##### DATA ROWS

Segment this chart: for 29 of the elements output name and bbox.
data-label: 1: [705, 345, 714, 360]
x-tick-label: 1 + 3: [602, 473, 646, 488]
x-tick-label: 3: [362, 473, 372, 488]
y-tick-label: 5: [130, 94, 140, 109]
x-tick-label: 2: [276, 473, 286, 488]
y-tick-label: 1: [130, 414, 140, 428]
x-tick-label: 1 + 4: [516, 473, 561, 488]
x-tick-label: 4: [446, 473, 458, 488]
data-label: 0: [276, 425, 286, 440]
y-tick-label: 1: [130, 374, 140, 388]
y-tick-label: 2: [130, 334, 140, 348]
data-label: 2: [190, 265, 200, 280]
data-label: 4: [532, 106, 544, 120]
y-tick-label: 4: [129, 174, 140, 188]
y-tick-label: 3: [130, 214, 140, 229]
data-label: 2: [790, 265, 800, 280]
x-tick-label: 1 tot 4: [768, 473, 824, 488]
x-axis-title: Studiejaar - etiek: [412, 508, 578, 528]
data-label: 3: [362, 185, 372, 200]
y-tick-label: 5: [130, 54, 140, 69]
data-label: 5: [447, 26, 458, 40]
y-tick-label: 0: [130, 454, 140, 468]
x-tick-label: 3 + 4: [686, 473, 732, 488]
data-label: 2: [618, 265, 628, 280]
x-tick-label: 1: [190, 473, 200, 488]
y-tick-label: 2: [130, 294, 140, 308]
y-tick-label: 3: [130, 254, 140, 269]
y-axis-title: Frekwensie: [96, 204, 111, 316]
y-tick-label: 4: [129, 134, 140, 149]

##########

**DESCRIPTION OF THE TASK**.
Copy the data word for word, from its first line through the line containing "x-tick-label: 1 + 4: [516, 473, 561, 488]", including both of those lines.

**RESULT**.
Segment this chart: for 29 of the elements output name and bbox.
data-label: 1: [705, 345, 714, 360]
x-tick-label: 1 + 3: [602, 473, 646, 488]
x-tick-label: 3: [362, 473, 372, 488]
y-tick-label: 5: [130, 94, 140, 109]
x-tick-label: 2: [276, 473, 286, 488]
y-tick-label: 1: [130, 414, 140, 428]
x-tick-label: 1 + 4: [516, 473, 561, 488]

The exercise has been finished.